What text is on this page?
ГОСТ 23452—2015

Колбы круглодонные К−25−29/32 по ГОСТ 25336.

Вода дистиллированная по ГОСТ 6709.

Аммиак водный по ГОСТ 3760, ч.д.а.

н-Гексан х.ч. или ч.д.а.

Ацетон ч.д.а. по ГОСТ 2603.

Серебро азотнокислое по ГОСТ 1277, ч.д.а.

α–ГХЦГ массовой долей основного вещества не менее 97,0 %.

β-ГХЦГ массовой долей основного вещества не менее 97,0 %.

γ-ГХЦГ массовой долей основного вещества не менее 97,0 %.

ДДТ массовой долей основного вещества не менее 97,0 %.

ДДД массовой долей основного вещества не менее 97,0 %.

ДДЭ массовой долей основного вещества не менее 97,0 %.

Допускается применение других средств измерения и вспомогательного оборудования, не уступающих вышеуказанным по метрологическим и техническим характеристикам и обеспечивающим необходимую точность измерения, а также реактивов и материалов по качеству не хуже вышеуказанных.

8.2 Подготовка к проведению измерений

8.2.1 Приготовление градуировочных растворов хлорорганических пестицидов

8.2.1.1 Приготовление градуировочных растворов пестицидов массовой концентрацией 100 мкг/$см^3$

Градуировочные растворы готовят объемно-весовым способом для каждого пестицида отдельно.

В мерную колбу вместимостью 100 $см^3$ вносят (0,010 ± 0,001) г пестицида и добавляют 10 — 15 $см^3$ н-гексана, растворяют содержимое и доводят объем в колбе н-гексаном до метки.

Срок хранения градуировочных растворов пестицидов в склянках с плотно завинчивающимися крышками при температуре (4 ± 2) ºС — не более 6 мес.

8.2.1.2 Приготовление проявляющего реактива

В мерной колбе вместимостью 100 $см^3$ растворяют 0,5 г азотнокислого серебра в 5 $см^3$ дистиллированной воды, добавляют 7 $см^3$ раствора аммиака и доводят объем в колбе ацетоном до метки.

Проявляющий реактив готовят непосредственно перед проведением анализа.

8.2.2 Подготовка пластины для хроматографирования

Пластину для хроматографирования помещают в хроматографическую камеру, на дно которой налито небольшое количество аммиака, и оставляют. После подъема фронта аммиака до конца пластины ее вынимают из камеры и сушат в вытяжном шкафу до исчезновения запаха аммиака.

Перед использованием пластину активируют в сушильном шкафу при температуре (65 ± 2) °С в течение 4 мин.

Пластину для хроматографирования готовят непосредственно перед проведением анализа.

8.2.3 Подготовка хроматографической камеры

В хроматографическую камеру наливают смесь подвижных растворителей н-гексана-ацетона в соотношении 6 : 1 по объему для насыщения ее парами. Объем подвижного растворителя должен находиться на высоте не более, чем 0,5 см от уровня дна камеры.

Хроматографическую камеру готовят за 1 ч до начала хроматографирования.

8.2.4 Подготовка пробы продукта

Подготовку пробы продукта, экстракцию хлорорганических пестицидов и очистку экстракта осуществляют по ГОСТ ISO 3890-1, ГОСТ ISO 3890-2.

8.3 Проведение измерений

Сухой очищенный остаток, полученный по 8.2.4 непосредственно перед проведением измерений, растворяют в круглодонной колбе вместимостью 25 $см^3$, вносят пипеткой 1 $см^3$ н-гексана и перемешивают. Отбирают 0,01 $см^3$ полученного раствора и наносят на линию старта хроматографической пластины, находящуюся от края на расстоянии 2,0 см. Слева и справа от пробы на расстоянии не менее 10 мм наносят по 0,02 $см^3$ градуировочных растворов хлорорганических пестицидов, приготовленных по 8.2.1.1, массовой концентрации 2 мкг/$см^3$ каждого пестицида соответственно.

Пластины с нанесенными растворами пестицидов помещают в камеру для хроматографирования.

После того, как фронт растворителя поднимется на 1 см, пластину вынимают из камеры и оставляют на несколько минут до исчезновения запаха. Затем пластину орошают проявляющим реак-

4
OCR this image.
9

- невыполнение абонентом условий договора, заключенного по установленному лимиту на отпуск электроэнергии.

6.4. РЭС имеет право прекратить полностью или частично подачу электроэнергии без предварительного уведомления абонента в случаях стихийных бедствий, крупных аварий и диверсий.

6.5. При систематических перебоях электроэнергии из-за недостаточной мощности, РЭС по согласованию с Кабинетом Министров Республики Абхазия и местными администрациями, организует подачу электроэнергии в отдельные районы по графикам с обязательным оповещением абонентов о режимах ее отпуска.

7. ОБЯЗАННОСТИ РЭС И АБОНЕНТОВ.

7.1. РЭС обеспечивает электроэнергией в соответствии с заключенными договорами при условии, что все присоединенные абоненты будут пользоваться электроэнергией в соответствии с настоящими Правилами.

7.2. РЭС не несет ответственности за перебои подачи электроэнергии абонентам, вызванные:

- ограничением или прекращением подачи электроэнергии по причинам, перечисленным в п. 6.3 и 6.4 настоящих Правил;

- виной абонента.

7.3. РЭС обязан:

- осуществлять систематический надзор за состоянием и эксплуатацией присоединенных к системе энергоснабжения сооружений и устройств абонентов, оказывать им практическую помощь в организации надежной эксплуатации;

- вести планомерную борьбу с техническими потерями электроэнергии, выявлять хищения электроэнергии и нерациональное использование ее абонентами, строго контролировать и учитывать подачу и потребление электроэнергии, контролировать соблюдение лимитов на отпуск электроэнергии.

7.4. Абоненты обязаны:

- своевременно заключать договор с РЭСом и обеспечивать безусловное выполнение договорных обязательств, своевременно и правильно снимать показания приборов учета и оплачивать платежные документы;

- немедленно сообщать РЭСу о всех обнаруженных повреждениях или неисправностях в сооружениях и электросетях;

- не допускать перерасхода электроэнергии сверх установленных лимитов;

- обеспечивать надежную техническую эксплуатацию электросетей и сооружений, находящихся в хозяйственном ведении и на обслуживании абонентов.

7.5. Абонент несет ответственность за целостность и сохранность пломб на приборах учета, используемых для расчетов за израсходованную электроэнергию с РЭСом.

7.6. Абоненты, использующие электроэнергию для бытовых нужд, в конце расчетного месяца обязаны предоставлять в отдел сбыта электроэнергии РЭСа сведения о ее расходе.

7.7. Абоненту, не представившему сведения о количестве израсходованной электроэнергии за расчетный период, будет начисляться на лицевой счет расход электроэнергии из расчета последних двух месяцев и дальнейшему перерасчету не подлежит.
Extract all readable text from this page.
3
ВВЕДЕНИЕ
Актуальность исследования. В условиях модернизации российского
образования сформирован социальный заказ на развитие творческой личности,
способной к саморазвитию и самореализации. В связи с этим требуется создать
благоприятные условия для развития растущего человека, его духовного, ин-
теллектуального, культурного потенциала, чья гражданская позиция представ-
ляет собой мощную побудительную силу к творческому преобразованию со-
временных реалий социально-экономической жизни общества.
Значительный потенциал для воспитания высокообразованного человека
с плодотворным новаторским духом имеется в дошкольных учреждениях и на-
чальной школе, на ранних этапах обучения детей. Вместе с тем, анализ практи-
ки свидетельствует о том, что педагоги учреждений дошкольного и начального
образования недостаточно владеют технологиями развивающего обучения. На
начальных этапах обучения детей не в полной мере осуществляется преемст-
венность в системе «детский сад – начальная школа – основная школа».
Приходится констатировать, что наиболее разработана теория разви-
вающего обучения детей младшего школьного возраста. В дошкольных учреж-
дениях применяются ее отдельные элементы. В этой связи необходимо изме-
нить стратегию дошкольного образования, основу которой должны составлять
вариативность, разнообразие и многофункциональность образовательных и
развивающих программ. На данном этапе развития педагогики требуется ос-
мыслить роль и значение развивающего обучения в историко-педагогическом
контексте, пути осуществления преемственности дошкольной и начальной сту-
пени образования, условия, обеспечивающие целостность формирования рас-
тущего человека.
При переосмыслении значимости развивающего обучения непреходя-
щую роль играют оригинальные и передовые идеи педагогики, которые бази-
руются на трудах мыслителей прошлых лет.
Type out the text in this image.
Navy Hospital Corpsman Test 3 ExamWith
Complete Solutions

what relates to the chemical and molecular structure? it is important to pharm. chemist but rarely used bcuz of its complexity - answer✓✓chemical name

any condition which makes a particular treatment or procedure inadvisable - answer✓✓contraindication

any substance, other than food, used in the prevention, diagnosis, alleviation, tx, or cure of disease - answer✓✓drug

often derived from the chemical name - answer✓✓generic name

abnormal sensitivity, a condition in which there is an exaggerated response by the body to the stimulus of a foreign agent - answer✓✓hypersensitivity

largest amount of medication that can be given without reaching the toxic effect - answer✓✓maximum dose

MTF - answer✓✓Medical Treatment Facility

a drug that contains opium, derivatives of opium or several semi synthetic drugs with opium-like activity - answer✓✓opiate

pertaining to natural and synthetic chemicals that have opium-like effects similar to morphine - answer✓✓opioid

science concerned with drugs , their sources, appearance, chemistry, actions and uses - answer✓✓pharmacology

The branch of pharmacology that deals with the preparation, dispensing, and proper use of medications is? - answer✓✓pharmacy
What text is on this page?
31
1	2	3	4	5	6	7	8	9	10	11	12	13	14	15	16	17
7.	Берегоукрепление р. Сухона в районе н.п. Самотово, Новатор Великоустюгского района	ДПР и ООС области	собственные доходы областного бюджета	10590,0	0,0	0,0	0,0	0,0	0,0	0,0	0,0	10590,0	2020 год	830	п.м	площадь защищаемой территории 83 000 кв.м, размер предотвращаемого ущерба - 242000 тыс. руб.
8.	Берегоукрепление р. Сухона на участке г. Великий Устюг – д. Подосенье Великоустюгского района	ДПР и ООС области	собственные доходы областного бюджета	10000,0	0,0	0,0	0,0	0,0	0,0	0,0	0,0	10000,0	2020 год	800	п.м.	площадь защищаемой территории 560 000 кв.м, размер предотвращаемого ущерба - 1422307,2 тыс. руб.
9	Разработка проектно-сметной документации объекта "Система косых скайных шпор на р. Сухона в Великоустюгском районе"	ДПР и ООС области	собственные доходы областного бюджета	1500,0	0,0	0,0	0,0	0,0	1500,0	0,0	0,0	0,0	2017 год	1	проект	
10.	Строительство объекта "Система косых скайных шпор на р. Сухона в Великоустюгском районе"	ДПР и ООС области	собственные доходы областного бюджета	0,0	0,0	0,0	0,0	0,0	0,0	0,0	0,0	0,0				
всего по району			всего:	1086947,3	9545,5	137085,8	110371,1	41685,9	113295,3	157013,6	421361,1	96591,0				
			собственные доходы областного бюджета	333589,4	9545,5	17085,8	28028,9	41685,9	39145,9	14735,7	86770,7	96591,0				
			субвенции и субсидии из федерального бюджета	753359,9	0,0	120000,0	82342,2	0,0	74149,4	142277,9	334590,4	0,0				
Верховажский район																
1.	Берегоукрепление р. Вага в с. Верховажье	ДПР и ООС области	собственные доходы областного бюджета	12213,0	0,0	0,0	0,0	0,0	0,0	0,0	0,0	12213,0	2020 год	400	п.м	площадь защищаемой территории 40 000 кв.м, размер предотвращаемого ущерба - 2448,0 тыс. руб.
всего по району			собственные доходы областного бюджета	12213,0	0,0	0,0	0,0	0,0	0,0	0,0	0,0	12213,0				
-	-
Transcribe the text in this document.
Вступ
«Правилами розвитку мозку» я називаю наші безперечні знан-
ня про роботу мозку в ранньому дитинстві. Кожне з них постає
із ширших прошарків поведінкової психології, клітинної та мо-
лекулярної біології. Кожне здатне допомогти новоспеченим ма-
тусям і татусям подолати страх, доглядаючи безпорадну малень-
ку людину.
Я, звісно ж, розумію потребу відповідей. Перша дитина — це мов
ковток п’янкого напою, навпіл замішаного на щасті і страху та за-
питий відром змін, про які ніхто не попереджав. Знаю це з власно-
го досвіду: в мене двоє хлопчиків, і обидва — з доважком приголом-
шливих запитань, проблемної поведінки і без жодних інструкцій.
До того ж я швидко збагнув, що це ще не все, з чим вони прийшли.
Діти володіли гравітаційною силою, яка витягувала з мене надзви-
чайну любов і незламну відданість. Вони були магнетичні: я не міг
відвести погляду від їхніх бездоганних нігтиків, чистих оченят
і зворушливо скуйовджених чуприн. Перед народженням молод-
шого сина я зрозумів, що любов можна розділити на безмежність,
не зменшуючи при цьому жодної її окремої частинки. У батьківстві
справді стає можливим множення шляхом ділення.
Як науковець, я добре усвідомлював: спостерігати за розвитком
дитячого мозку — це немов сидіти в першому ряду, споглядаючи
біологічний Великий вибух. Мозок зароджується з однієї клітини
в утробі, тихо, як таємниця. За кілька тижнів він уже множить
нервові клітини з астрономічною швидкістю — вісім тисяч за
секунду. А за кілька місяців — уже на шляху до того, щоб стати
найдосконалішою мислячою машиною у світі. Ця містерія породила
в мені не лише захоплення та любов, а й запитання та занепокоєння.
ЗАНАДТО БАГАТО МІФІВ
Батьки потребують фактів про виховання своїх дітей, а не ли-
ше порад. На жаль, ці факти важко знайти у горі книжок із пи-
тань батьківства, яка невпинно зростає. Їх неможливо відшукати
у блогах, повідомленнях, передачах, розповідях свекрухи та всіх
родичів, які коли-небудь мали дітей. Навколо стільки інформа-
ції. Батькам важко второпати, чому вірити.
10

PROBLEM TO WORK ON »
Of the lines above, copy each that contains "камеру".

TASK RESULT »
Пластину для хроматографирования помещают в хроматографическую камеру, на дно которой налито небольшое количество аммиака, и оставляют. После подъема фронта аммиака до конца пластины ее вынимают из камеры и сушат в вытяжном шкафу до исчезновения запаха аммиака.
В хроматографическую камеру наливают смесь подвижных растворителей н-гексана-ацетона в соотношении 6 : 1 по объему для насыщения ее парами. Объем подвижного растворителя должен находиться на высоте не более, чем 0,5 см от уровня дна камеры.
Хроматографическую камеру готовят за 1 ч до начала хроматографирования.
Пластины с нанесенными растворами пестицидов помещают в камеру для хроматографирования.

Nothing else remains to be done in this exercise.